### EXERCISE
Without the pictures, write out all the lines below exactly as they appear.

### Records from a collection
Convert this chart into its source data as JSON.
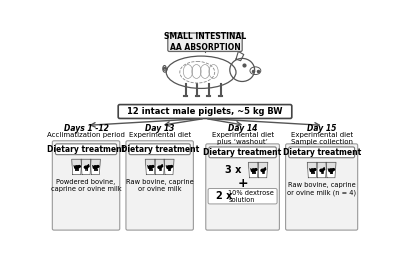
{
  "title": "SMALL INTESTINAL\nAA ABSORPTION",
  "piglet_text": "12 intact male piglets, ~5 kg BW",
  "bg_color": "#f5f5f5",
  "columns": [
    {
      "day": "Days 1 -12",
      "subtitle": "Acclimatization period",
      "box_label": "Dietary treatment",
      "n_cups": 3,
      "prefix": null,
      "caption": "Powdered bovine,\ncaprine or ovine milk",
      "has_dextrose": false
    },
    {
      "day": "Day 13",
      "subtitle": "Experimental diet",
      "box_label": "Dietary treatment",
      "n_cups": 3,
      "prefix": null,
      "caption": "Raw bovine, caprine\nor ovine milk",
      "has_dextrose": false
    },
    {
      "day": "Day 14",
      "subtitle": "Experimental diet\nplus ‘washout’",
      "box_label": "Dietary treatment",
      "n_cups": 2,
      "prefix": "3 x",
      "caption": null,
      "has_dextrose": true
    },
    {
      "day": "Day 15",
      "subtitle": "Experimental diet\nSample collection",
      "box_label": "Dietary treatment",
      "n_cups": 3,
      "prefix": null,
      "caption": "Raw bovine, caprine\nor ovine milk (n = 4)",
      "has_dextrose": false
    }
  ]
}
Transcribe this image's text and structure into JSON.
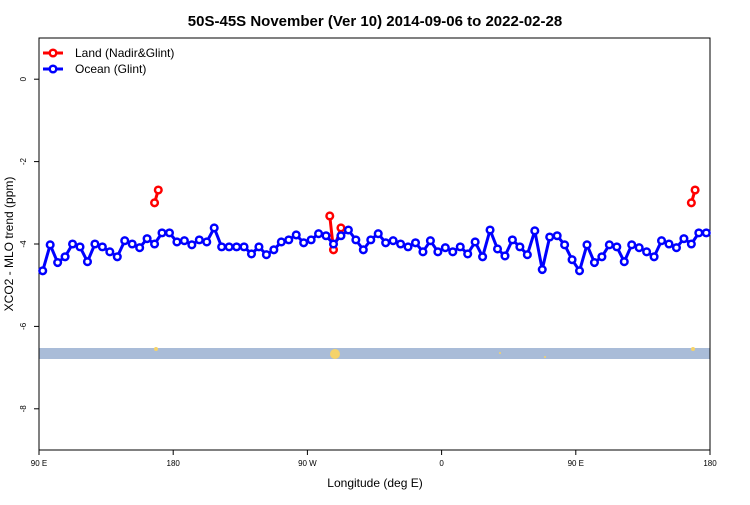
{
  "chart_data": {
    "type": "line",
    "title": "50S-45S November (Ver 10)   2014-09-06 to 2022-02-28",
    "x_label": "Longitude (deg E)",
    "y_label": "XCO2 - MLO trend (ppm)",
    "xlim": [
      90,
      540
    ],
    "ylim": [
      -9,
      1
    ],
    "xticks": [
      {
        "value": 90,
        "label": "90 E"
      },
      180,
      {
        "value": 270,
        "label": "90 W"
      },
      {
        "value": 360,
        "label": "0"
      },
      {
        "value": 450,
        "label": "90 E"
      },
      {
        "value": 540,
        "label": "180"
      }
    ],
    "yticks": [
      0,
      -2,
      -4,
      -6,
      -8
    ],
    "legend": "top-left",
    "series": [
      {
        "name": "Land (Nadir&Glint)",
        "color": "#ff0000",
        "x": [
          167.5,
          170,
          null,
          285,
          287.5,
          292.5,
          null,
          527.5,
          530
        ],
        "values": [
          -3.0,
          -2.69,
          null,
          -3.32,
          -4.14,
          -3.61,
          null,
          -3.0,
          -2.69
        ]
      },
      {
        "name": "Ocean (Glint)",
        "color": "#0000ff",
        "x": [
          92.5,
          97.5,
          102.5,
          107.5,
          112.5,
          117.5,
          122.5,
          127.5,
          132.5,
          137.5,
          142.5,
          147.5,
          152.5,
          157.5,
          162.5,
          167.5,
          172.5,
          177.5,
          182.5,
          187.5,
          192.5,
          197.5,
          202.5,
          207.5,
          212.5,
          217.5,
          222.5,
          227.5,
          232.5,
          237.5,
          242.5,
          247.5,
          252.5,
          257.5,
          262.5,
          267.5,
          272.5,
          277.5,
          282.5,
          287.5,
          292.5,
          297.5,
          302.5,
          307.5,
          312.5,
          317.5,
          322.5,
          327.5,
          332.5,
          337.5,
          342.5,
          347.5,
          352.5,
          357.5,
          362.5,
          367.5,
          372.5,
          377.5,
          382.5,
          387.5,
          392.5,
          397.5,
          402.5,
          407.5,
          412.5,
          417.5,
          422.5,
          427.5,
          432.5,
          437.5,
          442.5,
          447.5,
          452.5,
          457.5,
          462.5,
          467.5,
          472.5,
          477.5,
          482.5,
          487.5,
          492.5,
          497.5,
          502.5,
          507.5,
          512.5,
          517.5,
          522.5,
          527.5,
          532.5,
          537.5
        ],
        "values": [
          -4.65,
          -4.02,
          -4.45,
          -4.31,
          -4.0,
          -4.07,
          -4.43,
          -4.0,
          -4.07,
          -4.19,
          -4.31,
          -3.92,
          -4.0,
          -4.09,
          -3.87,
          -4.0,
          -3.73,
          -3.73,
          -3.95,
          -3.92,
          -4.02,
          -3.9,
          -3.95,
          -3.61,
          -4.07,
          -4.07,
          -4.07,
          -4.07,
          -4.24,
          -4.07,
          -4.26,
          -4.14,
          -3.95,
          -3.9,
          -3.78,
          -3.97,
          -3.9,
          -3.75,
          -3.8,
          -4.0,
          -3.8,
          -3.66,
          -3.9,
          -4.14,
          -3.9,
          -3.75,
          -3.97,
          -3.92,
          -4.0,
          -4.07,
          -3.97,
          -4.19,
          -3.92,
          -4.19,
          -4.09,
          -4.19,
          -4.07,
          -4.24,
          -3.95,
          -4.31,
          -3.66,
          -4.12,
          -4.29,
          -3.9,
          -4.07,
          -4.26,
          -3.68,
          -4.62,
          -3.83,
          -3.8,
          -4.02,
          -4.38,
          -4.65,
          -4.02,
          -4.45,
          -4.31,
          -4.02,
          -4.07,
          -4.43,
          -4.02,
          -4.09,
          -4.19,
          -4.31,
          -3.92,
          -4.0,
          -4.09,
          -3.87,
          -4.0,
          -3.73,
          -3.73
        ]
      }
    ]
  }
}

### WORKED SOLUTION
Convert this chart into its source data as JSON.
{
  "title": "SMALL INTESTINAL\nAA ABSORPTION",
  "piglet_text": "12 intact male piglets, ~5 kg BW",
  "bg_color": "#f5f5f5",
  "columns": [
    {
      "day": "Days 1 -12",
      "subtitle": "Acclimatization period",
      "box_label": "Dietary treatment",
      "n_cups": 3,
      "prefix": null,
      "caption": "Powdered bovine,\ncaprine or ovine milk",
      "has_dextrose": false
    },
    {
      "day": "Day 13",
      "subtitle": "Experimental diet",
      "box_label": "Dietary treatment",
      "n_cups": 3,
      "prefix": null,
      "caption": "Raw bovine, caprine\nor ovine milk",
      "has_dextrose": false
    },
    {
      "day": "Day 14",
      "subtitle": "Experimental diet\nplus ‘washout’",
      "box_label": "Dietary treatment",
      "n_cups": 2,
      "prefix": "3 x",
      "caption": null,
      "has_dextrose": true
    },
    {
      "day": "Day 15",
      "subtitle": "Experimental diet\nSample collection",
      "box_label": "Dietary treatment",
      "n_cups": 3,
      "prefix": null,
      "caption": "Raw bovine, caprine\nor ovine milk (n = 4)",
      "has_dextrose": false
    }
  ]
}
Transcribe this image's text and structure into JSON.
{
  "chart_data": {
    "type": "line",
    "title": "50S-45S November (Ver 10)   2014-09-06 to 2022-02-28",
    "x_label": "Longitude (deg E)",
    "y_label": "XCO2 - MLO trend (ppm)",
    "xlim": [
      90,
      540
    ],
    "ylim": [
      -9,
      1
    ],
    "xticks": [
      {
        "value": 90,
        "label": "90 E"
      },
      180,
      {
        "value": 270,
        "label": "90 W"
      },
      {
        "value": 360,
        "label": "0"
      },
      {
        "value": 450,
        "label": "90 E"
      },
      {
        "value": 540,
        "label": "180"
      }
    ],
    "yticks": [
      0,
      -2,
      -4,
      -6,
      -8
    ],
    "legend": "top-left",
    "series": [
      {
        "name": "Land (Nadir&Glint)",
        "color": "#ff0000",
        "x": [
          167.5,
          170,
          null,
          285,
          287.5,
          292.5,
          null,
          527.5,
          530
        ],
        "values": [
          -3.0,
          -2.69,
          null,
          -3.32,
          -4.14,
          -3.61,
          null,
          -3.0,
          -2.69
        ]
      },
      {
        "name": "Ocean (Glint)",
        "color": "#0000ff",
        "x": [
          92.5,
          97.5,
          102.5,
          107.5,
          112.5,
          117.5,
          122.5,
          127.5,
          132.5,
          137.5,
          142.5,
          147.5,
          152.5,
          157.5,
          162.5,
          167.5,
          172.5,
          177.5,
          182.5,
          187.5,
          192.5,
          197.5,
          202.5,
          207.5,
          212.5,
          217.5,
          222.5,
          227.5,
          232.5,
          237.5,
          242.5,
          247.5,
          252.5,
          257.5,
          262.5,
          267.5,
          272.5,
          277.5,
          282.5,
          287.5,
          292.5,
          297.5,
          302.5,
          307.5,
          312.5,
          317.5,
          322.5,
          327.5,
          332.5,
          337.5,
          342.5,
          347.5,
          352.5,
          357.5,
          362.5,
          367.5,
          372.5,
          377.5,
          382.5,
          387.5,
          392.5,
          397.5,
          402.5,
          407.5,
          412.5,
          417.5,
          422.5,
          427.5,
          432.5,
          437.5,
          442.5,
          447.5,
          452.5,
          457.5,
          462.5,
          467.5,
          472.5,
          477.5,
          482.5,
          487.5,
          492.5,
          497.5,
          502.5,
          507.5,
          512.5,
          517.5,
          522.5,
          527.5,
          532.5,
          537.5
        ],
        "values": [
          -4.65,
          -4.02,
          -4.45,
          -4.31,
          -4.0,
          -4.07,
          -4.43,
          -4.0,
          -4.07,
          -4.19,
          -4.31,
          -3.92,
          -4.0,
          -4.09,
          -3.87,
          -4.0,
          -3.73,
          -3.73,
          -3.95,
          -3.92,
          -4.02,
          -3.9,
          -3.95,
          -3.61,
          -4.07,
          -4.07,
          -4.07,
          -4.07,
          -4.24,
          -4.07,
          -4.26,
          -4.14,
          -3.95,
          -3.9,
          -3.78,
          -3.97,
          -3.9,
          -3.75,
          -3.8,
          -4.0,
          -3.8,
          -3.66,
          -3.9,
          -4.14,
          -3.9,
          -3.75,
          -3.97,
          -3.92,
          -4.0,
          -4.07,
          -3.97,
          -4.19,
          -3.92,
          -4.19,
          -4.09,
          -4.19,
          -4.07,
          -4.24,
          -3.95,
          -4.31,
          -3.66,
          -4.12,
          -4.29,
          -3.9,
          -4.07,
          -4.26,
          -3.68,
          -4.62,
          -3.83,
          -3.8,
          -4.02,
          -4.38,
          -4.65,
          -4.02,
          -4.45,
          -4.31,
          -4.02,
          -4.07,
          -4.43,
          -4.02,
          -4.09,
          -4.19,
          -4.31,
          -3.92,
          -4.0,
          -4.09,
          -3.87,
          -4.0,
          -3.73,
          -3.73
        ]
      }
    ]
  }
}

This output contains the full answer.